§ WHAT IS BEING ASKED
Transcribe all the entries word for word, omitting any pictures they contain.
-- BEGIN THE RECORDS --
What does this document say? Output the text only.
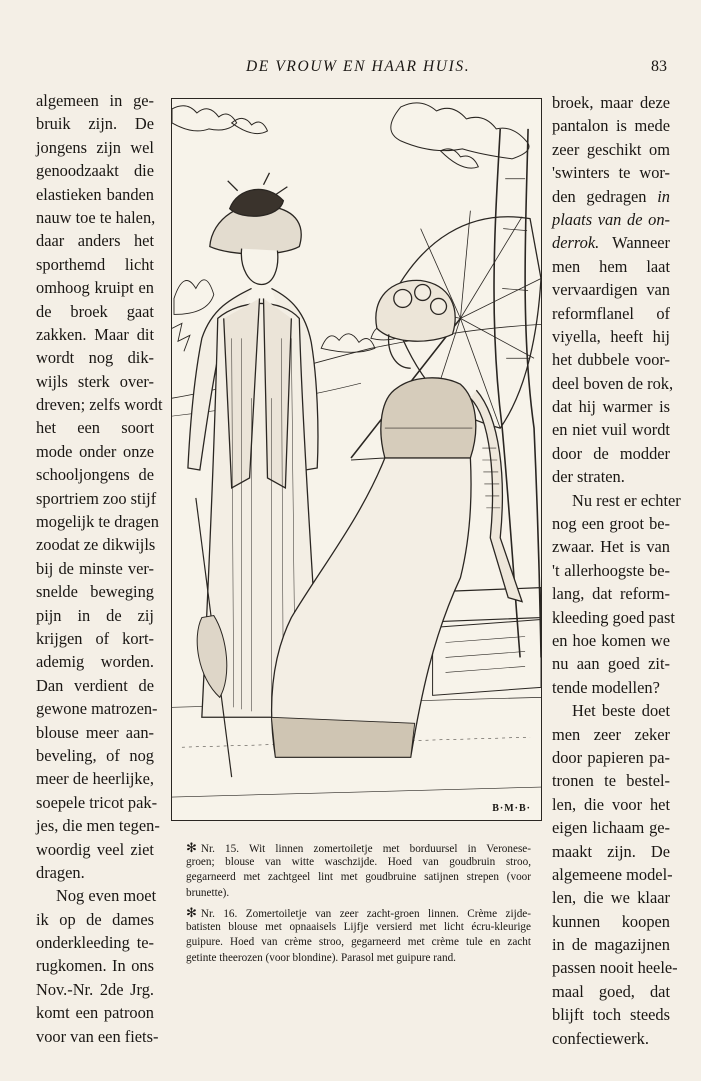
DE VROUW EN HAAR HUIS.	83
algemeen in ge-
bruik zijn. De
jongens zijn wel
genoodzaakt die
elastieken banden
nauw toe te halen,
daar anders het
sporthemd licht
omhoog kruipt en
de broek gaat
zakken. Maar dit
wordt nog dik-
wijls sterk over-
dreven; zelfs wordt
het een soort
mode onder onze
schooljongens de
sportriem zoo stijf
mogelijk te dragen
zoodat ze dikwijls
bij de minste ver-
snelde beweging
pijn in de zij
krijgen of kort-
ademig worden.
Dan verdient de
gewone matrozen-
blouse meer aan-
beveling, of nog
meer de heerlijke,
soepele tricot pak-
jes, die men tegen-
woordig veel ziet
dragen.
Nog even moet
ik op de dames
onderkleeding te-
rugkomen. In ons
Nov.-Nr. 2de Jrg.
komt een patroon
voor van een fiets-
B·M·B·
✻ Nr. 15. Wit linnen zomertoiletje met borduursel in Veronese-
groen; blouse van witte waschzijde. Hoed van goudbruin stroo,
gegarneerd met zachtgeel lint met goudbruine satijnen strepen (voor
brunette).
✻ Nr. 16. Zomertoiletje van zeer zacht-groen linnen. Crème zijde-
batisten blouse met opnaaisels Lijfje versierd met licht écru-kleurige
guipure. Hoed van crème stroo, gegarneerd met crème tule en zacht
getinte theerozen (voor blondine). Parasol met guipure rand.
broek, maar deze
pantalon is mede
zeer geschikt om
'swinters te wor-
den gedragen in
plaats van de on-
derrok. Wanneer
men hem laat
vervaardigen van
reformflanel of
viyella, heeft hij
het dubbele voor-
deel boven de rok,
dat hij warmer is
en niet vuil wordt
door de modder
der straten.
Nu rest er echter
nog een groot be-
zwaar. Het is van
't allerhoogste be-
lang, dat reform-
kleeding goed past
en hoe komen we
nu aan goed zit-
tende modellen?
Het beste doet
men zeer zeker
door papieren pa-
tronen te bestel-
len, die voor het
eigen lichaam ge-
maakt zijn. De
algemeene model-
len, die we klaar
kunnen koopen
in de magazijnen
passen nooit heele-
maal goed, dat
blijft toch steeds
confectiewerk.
-- END THE RECORDS --
§ THE RESPONSE
What does this document say? Output the text only.
DE VROUW EN HAAR HUIS.	83
algemeen in ge-
bruik zijn. De
jongens zijn wel
genoodzaakt die
elastieken banden
nauw toe te halen,
daar anders het
sporthemd licht
omhoog kruipt en
de broek gaat
zakken. Maar dit
wordt nog dik-
wijls sterk over-
dreven; zelfs wordt
het een soort
mode onder onze
schooljongens de
sportriem zoo stijf
mogelijk te dragen
zoodat ze dikwijls
bij de minste ver-
snelde beweging
pijn in de zij
krijgen of kort-
ademig worden.
Dan verdient de
gewone matrozen-
blouse meer aan-
beveling, of nog
meer de heerlijke,
soepele tricot pak-
jes, die men tegen-
woordig veel ziet
dragen.
Nog even moet
ik op de dames
onderkleeding te-
rugkomen. In ons
Nov.-Nr. 2de Jrg.
komt een patroon
voor van een fiets-
B·M·B·
✻ Nr. 15. Wit linnen zomertoiletje met borduursel in Veronese-
groen; blouse van witte waschzijde. Hoed van goudbruin stroo,
gegarneerd met zachtgeel lint met goudbruine satijnen strepen (voor
brunette).
✻ Nr. 16. Zomertoiletje van zeer zacht-groen linnen. Crème zijde-
batisten blouse met opnaaisels Lijfje versierd met licht écru-kleurige
guipure. Hoed van crème stroo, gegarneerd met crème tule en zacht
getinte theerozen (voor blondine). Parasol met guipure rand.
broek, maar deze
pantalon is mede
zeer geschikt om
'swinters te wor-
den gedragen in
plaats van de on-
derrok. Wanneer
men hem laat
vervaardigen van
reformflanel of
viyella, heeft hij
het dubbele voor-
deel boven de rok,
dat hij warmer is
en niet vuil wordt
door de modder
der straten.
Nu rest er echter
nog een groot be-
zwaar. Het is van
't allerhoogste be-
lang, dat reform-
kleeding goed past
en hoe komen we
nu aan goed zit-
tende modellen?
Het beste doet
men zeer zeker
door papieren pa-
tronen te bestel-
len, die voor het
eigen lichaam ge-
maakt zijn. De
algemeene model-
len, die we klaar
kunnen koopen
in de magazijnen
passen nooit heele-
maal goed, dat
blijft toch steeds
confectiewerk.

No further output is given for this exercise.